SET TASK:
In the records below, copy out every line from the one containing "Identify all the" to the one containing "gps-coordinates-input[interactable]: 63.8778:23.0734 <box>8", both included, with nothing changed.

MATERIAL SHOWN:
▶
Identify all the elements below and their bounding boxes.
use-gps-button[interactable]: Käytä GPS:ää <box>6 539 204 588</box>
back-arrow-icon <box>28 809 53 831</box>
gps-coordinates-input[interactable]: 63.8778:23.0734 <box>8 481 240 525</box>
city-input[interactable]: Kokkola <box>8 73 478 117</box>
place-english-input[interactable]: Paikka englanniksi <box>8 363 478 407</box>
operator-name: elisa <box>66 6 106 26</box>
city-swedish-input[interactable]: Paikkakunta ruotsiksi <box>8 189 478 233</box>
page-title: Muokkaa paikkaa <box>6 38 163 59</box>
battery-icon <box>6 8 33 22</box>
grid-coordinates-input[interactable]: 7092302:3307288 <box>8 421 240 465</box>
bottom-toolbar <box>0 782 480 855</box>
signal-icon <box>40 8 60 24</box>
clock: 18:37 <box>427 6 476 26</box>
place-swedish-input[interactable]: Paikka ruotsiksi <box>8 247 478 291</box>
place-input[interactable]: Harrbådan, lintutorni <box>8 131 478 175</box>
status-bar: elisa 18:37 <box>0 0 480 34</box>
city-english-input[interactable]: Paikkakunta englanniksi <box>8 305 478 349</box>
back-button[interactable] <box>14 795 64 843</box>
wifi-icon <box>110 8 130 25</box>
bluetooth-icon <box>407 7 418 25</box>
◀
▶
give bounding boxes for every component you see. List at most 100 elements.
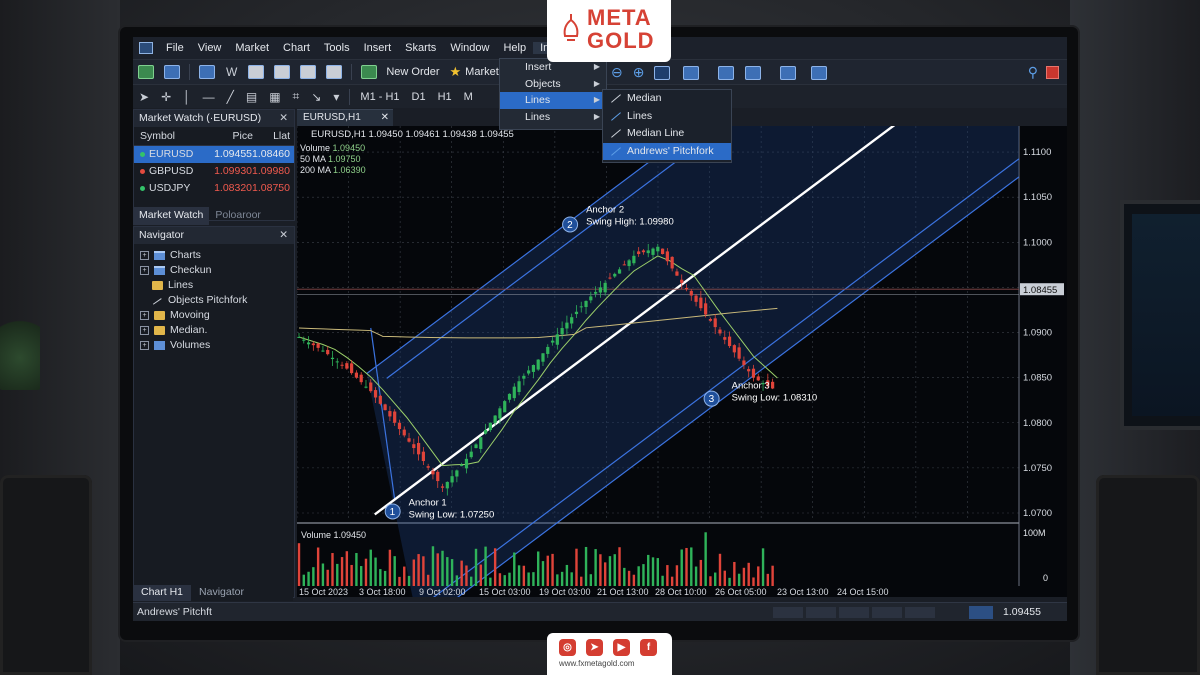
◀
CORRECT ANSWER:
Identify all the elements below and their bounding boxes.
use-gps-button[interactable]: Käytä GPS:ää <box>6 539 204 588</box>
back-arrow-icon <box>28 809 53 831</box>
gps-coordinates-input[interactable]: 63.8778:23.0734 <box>8 481 240 525</box>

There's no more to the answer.